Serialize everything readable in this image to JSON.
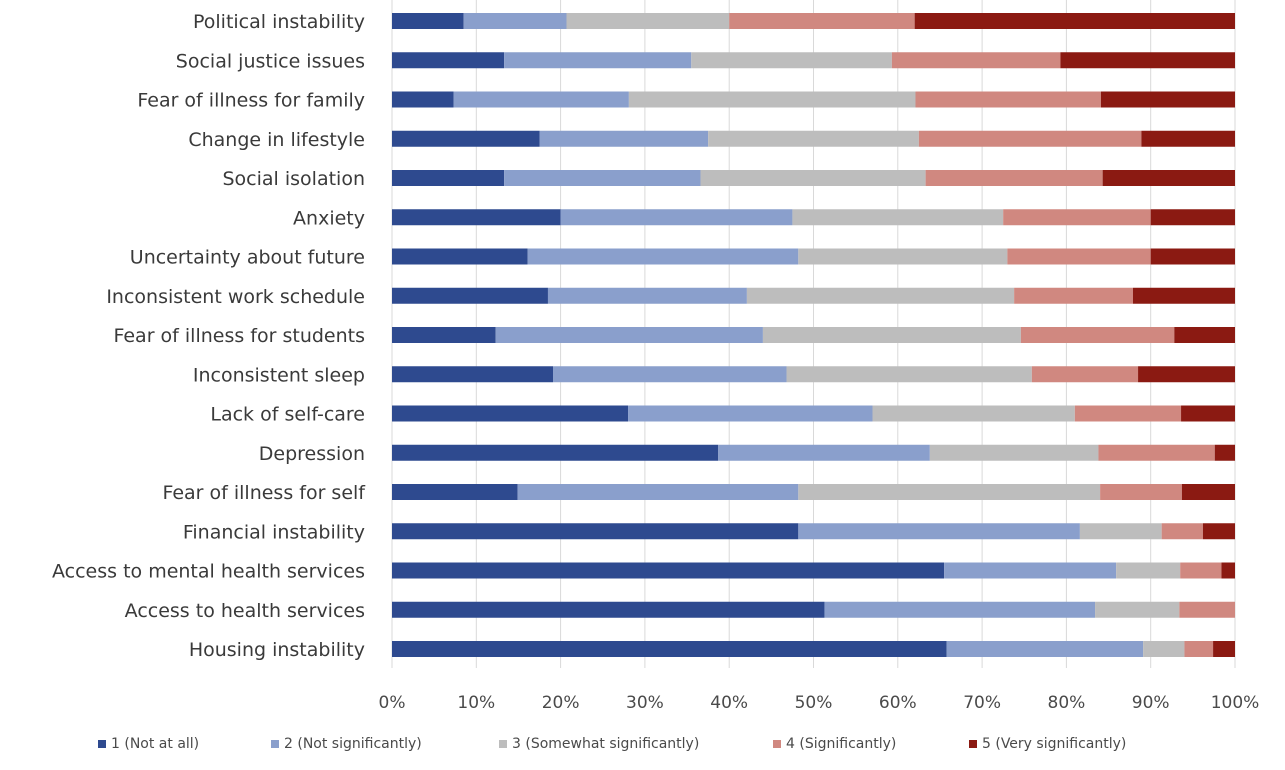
{
  "chart_data": {
    "type": "bar",
    "orientation": "horizontal",
    "stacked": "percent",
    "categories": [
      "Political instability",
      "Social justice issues",
      "Fear of illness for family",
      "Change in lifestyle",
      "Social isolation",
      "Anxiety",
      "Uncertainty about future",
      "Inconsistent work schedule",
      "Fear of illness for students",
      "Inconsistent sleep",
      "Lack of self-care",
      "Depression",
      "Fear of illness for self",
      "Financial instability",
      "Access to mental health services",
      "Access to health services",
      "Housing instability"
    ],
    "series": [
      {
        "name": "1 (Not at all)",
        "color": "#2e4a8f",
        "values": [
          8.5,
          13.3,
          7.3,
          17.5,
          13.3,
          20.0,
          16.1,
          18.5,
          12.3,
          19.1,
          28.0,
          38.7,
          14.9,
          48.2,
          65.5,
          51.3,
          65.8
        ]
      },
      {
        "name": "2 (Not significantly)",
        "color": "#8a9fcc",
        "values": [
          12.2,
          22.2,
          20.8,
          20.0,
          23.3,
          27.5,
          32.1,
          23.6,
          31.7,
          27.7,
          29.0,
          25.1,
          33.3,
          33.4,
          20.4,
          32.1,
          23.3
        ]
      },
      {
        "name": "3 (Somewhat significantly)",
        "color": "#bdbdbd",
        "values": [
          19.3,
          23.8,
          34.0,
          25.0,
          26.7,
          25.0,
          24.8,
          31.7,
          30.6,
          29.1,
          24.0,
          20.0,
          35.8,
          9.7,
          7.6,
          10.0,
          4.9
        ]
      },
      {
        "name": "4 (Significantly)",
        "color": "#d08880",
        "values": [
          22.0,
          20.0,
          22.0,
          26.4,
          21.0,
          17.5,
          17.0,
          14.1,
          18.2,
          12.6,
          12.6,
          13.8,
          9.7,
          4.9,
          4.9,
          6.6,
          3.4
        ]
      },
      {
        "name": "5 (Very significantly)",
        "color": "#8b1a12",
        "values": [
          38.0,
          20.7,
          15.9,
          11.1,
          15.7,
          10.0,
          10.0,
          12.1,
          7.2,
          11.5,
          6.4,
          2.4,
          6.3,
          3.8,
          1.6,
          0.0,
          2.6
        ]
      }
    ],
    "xlim": [
      0,
      100
    ],
    "x_ticks": [
      "0%",
      "10%",
      "20%",
      "30%",
      "40%",
      "50%",
      "60%",
      "70%",
      "80%",
      "90%",
      "100%"
    ],
    "title": "",
    "xlabel": "",
    "ylabel": "",
    "grid": "vertical",
    "legend": "bottom"
  }
}
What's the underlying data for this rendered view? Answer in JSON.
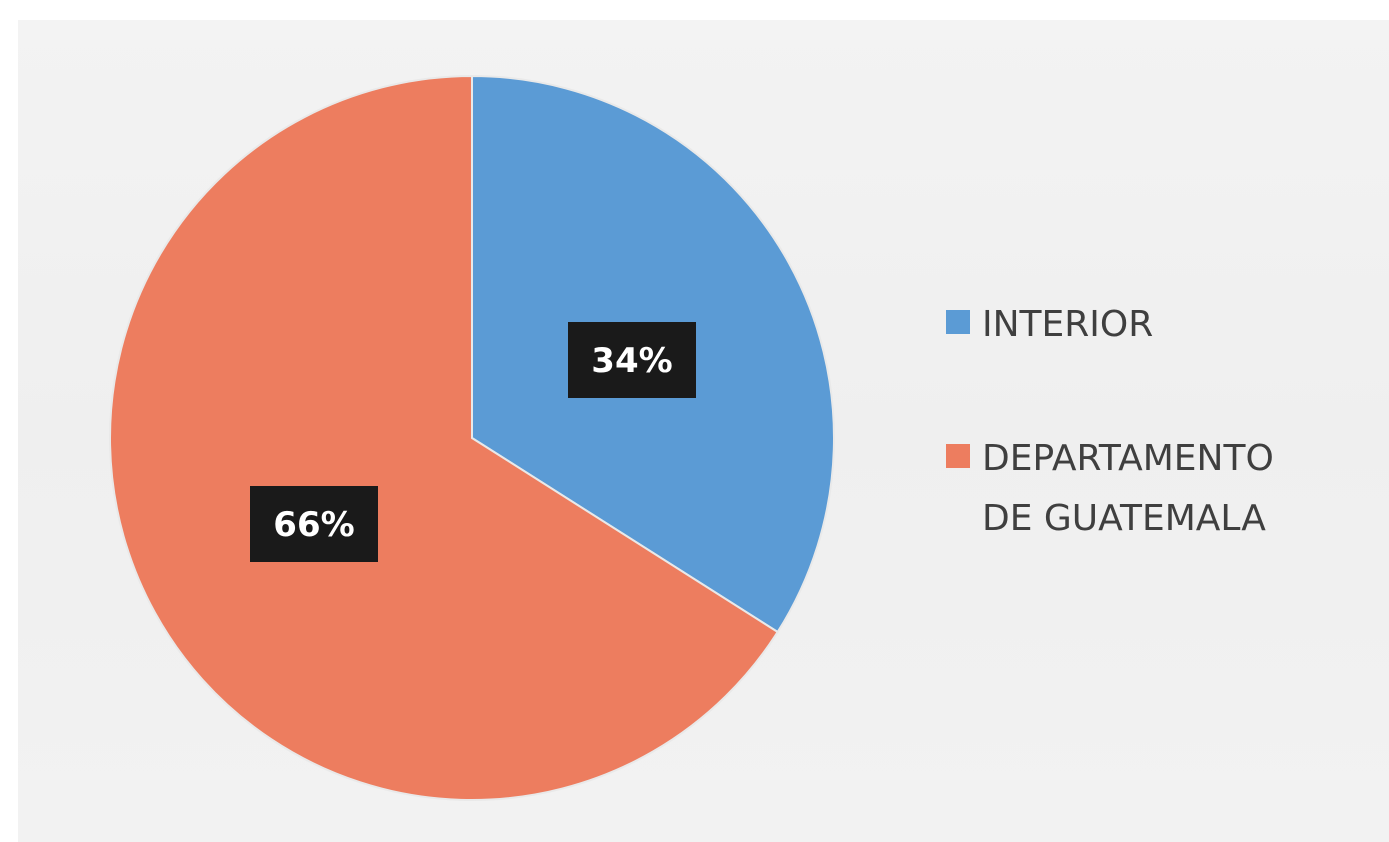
{
  "chart_data": {
    "type": "pie",
    "categories": [
      "INTERIOR",
      "DEPARTAMENTO DE GUATEMALA"
    ],
    "values": [
      34,
      66
    ],
    "value_labels": [
      "34%",
      "66%"
    ],
    "legend": {
      "placement": "right",
      "entries": [
        {
          "lines": [
            "INTERIOR"
          ]
        },
        {
          "lines": [
            "DEPARTAMENTO",
            "DE GUATEMALA"
          ]
        }
      ]
    },
    "colors": [
      "#5B9BD5",
      "#ED7D5F"
    ],
    "start_angle_deg": 0,
    "direction": "clockwise"
  }
}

• SET PROBLEM: Set down the line containing "What's the underlying", then every later line through the end of the material, exactly as written; omit any picture.

• TASK SOLUTION:
What's the underlying data for this rendered view? Answer in JSON.
{
  "chart_data": {
    "type": "pie",
    "categories": [
      "INTERIOR",
      "DEPARTAMENTO DE GUATEMALA"
    ],
    "values": [
      34,
      66
    ],
    "value_labels": [
      "34%",
      "66%"
    ],
    "legend": {
      "placement": "right",
      "entries": [
        {
          "lines": [
            "INTERIOR"
          ]
        },
        {
          "lines": [
            "DEPARTAMENTO",
            "DE GUATEMALA"
          ]
        }
      ]
    },
    "colors": [
      "#5B9BD5",
      "#ED7D5F"
    ],
    "start_angle_deg": 0,
    "direction": "clockwise"
  }
}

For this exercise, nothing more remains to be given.